# [Given problem]
Select the lines below containing the word "подъезда".

# [Records]

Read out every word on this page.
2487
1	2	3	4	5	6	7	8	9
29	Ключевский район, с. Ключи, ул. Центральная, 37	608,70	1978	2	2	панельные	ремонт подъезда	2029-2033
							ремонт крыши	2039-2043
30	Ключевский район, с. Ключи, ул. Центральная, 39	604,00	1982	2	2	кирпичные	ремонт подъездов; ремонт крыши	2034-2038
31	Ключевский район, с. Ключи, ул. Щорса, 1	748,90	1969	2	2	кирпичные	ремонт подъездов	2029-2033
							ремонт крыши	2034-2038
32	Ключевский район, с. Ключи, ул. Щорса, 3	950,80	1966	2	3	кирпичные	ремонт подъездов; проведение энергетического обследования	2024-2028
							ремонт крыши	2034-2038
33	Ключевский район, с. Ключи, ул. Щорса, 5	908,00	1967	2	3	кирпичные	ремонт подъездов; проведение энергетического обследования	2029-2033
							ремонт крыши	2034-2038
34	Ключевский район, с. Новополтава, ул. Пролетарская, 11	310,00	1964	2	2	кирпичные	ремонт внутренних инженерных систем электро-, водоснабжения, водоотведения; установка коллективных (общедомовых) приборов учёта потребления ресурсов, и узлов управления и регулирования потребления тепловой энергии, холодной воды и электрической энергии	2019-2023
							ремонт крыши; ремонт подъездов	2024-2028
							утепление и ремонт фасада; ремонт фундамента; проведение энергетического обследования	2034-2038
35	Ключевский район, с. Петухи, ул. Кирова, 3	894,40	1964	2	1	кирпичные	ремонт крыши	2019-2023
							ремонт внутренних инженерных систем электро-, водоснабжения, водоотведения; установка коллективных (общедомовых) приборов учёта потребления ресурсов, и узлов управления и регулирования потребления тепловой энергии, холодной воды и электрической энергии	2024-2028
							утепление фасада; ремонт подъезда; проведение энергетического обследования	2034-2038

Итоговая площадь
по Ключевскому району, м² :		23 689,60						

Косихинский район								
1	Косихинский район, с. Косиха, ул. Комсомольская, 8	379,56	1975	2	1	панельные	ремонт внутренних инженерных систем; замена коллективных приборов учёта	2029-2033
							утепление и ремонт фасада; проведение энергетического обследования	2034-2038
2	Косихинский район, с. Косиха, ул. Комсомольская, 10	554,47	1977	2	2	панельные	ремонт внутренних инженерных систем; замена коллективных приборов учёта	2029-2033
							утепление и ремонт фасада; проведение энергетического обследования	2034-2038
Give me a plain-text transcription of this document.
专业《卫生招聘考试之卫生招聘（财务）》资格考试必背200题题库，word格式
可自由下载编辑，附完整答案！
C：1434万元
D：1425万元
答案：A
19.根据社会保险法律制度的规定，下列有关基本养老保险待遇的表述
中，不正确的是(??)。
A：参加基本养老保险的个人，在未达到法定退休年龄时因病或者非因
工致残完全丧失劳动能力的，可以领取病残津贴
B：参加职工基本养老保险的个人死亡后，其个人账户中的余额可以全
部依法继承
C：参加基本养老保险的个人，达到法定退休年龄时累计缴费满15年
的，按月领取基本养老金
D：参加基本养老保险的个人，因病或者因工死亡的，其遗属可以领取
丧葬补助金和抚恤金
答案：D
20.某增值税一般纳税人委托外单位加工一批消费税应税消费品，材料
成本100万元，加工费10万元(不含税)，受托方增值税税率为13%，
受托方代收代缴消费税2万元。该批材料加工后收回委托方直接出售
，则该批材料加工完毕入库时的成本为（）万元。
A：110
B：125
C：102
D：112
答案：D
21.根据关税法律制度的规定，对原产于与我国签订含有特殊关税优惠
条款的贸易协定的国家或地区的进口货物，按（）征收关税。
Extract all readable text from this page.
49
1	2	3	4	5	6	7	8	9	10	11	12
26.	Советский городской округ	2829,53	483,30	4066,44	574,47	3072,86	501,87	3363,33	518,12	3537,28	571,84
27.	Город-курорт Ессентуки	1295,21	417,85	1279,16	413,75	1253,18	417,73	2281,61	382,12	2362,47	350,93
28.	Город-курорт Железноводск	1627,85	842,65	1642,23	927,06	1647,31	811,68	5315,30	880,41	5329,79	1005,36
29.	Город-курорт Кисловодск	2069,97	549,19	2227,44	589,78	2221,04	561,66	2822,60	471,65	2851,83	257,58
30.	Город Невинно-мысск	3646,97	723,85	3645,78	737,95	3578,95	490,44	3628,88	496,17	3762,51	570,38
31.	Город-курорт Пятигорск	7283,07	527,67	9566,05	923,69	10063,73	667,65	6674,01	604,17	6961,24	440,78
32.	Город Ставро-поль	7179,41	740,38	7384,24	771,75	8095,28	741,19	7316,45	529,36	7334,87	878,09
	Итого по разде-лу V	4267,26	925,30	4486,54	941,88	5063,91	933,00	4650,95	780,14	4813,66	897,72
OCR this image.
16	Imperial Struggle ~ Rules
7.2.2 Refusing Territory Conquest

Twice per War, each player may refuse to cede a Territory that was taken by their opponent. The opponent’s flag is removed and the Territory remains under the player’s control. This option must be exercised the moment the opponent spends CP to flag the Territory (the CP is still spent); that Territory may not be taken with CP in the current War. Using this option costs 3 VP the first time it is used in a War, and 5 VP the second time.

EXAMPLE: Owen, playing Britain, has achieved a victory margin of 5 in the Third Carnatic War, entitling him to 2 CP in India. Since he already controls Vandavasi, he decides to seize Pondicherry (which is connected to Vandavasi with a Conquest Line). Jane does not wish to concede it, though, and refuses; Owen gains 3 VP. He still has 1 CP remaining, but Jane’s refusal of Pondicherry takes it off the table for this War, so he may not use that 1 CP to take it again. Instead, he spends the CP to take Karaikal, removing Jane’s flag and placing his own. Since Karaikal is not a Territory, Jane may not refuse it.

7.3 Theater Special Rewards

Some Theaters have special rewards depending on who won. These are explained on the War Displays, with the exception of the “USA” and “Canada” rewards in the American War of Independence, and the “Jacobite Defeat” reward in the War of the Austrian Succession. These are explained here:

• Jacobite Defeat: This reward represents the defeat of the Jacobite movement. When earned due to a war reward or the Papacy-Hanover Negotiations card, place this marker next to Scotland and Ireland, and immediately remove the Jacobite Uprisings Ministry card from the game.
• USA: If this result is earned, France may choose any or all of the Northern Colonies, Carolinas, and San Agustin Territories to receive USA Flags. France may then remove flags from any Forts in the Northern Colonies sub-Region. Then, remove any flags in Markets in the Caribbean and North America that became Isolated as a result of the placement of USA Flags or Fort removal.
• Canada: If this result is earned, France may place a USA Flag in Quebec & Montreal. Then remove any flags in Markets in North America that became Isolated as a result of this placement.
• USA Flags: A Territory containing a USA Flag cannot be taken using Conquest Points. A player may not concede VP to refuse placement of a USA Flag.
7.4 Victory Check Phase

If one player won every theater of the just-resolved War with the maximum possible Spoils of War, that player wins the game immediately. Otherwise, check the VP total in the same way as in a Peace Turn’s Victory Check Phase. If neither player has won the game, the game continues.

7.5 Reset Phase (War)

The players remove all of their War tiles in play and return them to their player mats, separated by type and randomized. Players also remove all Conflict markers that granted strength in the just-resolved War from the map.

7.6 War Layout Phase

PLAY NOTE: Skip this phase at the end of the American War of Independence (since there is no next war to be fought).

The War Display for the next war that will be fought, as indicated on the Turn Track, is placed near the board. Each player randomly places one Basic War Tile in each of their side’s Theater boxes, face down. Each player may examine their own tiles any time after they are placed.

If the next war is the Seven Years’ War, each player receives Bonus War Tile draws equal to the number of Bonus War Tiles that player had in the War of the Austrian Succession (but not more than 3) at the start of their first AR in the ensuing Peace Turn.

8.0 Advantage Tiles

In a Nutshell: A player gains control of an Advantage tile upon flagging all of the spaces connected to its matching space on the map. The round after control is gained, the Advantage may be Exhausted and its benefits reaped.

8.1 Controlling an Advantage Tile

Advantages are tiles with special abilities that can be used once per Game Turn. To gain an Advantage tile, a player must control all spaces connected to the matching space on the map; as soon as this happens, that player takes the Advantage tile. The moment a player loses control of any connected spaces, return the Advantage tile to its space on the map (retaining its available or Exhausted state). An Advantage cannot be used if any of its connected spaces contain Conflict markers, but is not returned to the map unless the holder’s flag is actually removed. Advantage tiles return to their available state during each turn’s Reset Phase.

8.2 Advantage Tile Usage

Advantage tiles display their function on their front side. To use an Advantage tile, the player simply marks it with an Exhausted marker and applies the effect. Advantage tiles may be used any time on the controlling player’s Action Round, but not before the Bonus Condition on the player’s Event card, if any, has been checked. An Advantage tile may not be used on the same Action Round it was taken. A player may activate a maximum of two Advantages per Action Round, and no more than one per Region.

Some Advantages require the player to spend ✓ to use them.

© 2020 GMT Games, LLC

# [Result below]
29	Ключевский район, с. Ключи, ул. Центральная, 37	608,70	1978	2	2	панельные	ремонт подъезда	2029-2033
							утепление фасада; ремонт подъезда; проведение энергетического обследования	2034-2038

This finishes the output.